>> begin DATA LISTING

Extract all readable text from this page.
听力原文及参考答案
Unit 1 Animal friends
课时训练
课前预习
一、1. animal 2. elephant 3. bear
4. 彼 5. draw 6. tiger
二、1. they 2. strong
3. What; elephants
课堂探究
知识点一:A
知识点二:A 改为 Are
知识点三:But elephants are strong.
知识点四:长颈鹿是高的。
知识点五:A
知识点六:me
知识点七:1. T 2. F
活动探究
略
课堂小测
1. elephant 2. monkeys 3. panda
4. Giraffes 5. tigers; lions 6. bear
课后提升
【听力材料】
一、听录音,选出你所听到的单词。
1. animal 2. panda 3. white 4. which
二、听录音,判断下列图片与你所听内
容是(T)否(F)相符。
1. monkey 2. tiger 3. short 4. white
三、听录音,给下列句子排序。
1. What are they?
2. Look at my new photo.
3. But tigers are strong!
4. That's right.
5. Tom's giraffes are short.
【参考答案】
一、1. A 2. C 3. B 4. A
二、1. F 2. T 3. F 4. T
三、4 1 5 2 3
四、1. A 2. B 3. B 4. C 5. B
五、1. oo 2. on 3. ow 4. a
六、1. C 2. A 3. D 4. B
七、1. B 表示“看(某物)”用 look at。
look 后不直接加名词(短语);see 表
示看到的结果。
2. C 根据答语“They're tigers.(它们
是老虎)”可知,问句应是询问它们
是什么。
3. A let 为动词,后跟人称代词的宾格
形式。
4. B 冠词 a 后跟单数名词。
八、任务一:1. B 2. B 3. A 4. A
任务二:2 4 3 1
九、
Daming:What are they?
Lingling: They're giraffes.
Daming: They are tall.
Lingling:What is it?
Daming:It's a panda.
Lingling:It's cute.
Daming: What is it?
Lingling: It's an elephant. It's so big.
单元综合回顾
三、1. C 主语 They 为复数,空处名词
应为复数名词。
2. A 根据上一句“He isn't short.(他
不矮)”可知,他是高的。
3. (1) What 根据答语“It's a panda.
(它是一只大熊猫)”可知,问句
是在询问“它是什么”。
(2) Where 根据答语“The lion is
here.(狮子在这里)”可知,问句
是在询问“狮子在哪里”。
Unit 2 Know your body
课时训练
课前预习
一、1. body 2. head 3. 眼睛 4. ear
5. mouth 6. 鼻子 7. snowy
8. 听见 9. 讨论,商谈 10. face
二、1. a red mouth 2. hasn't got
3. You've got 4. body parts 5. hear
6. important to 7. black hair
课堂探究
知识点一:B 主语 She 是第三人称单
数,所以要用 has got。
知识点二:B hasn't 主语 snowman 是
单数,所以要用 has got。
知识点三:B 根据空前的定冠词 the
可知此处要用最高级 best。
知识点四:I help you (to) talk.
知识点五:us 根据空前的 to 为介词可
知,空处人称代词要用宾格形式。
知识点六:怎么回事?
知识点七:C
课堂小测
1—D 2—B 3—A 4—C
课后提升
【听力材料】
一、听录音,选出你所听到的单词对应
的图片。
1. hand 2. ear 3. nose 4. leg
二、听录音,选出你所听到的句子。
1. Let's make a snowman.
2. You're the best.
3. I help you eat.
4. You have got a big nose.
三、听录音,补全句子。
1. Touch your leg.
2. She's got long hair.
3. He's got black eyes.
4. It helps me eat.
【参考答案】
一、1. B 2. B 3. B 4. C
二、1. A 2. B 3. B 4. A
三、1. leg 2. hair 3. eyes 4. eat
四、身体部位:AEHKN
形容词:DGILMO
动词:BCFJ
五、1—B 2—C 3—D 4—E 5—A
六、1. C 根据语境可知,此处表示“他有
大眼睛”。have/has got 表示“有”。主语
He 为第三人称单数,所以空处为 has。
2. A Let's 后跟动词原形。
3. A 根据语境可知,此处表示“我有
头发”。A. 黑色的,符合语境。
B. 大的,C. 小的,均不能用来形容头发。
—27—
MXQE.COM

>> end DATA LISTING
>> begin DATA LISTING

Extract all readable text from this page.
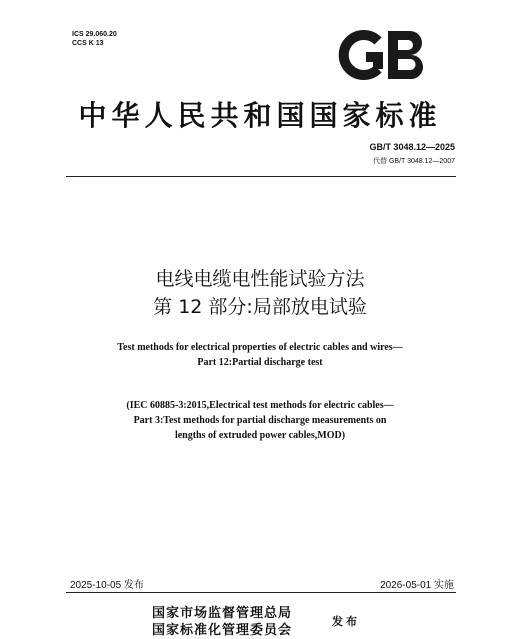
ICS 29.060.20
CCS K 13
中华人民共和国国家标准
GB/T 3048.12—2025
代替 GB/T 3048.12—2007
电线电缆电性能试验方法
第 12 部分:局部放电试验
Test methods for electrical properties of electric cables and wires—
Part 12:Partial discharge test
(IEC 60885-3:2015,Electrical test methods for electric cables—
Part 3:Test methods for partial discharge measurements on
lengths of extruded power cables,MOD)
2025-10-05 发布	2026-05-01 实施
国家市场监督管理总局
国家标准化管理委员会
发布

>> end DATA LISTING

PROMPT
Pull out each line of the listing that holds the string "white".

SOLUTION FOR THIS PROBLEM
1. animal 2. panda 3. white 4. which
1. monkey 2. tiger 3. short 4. white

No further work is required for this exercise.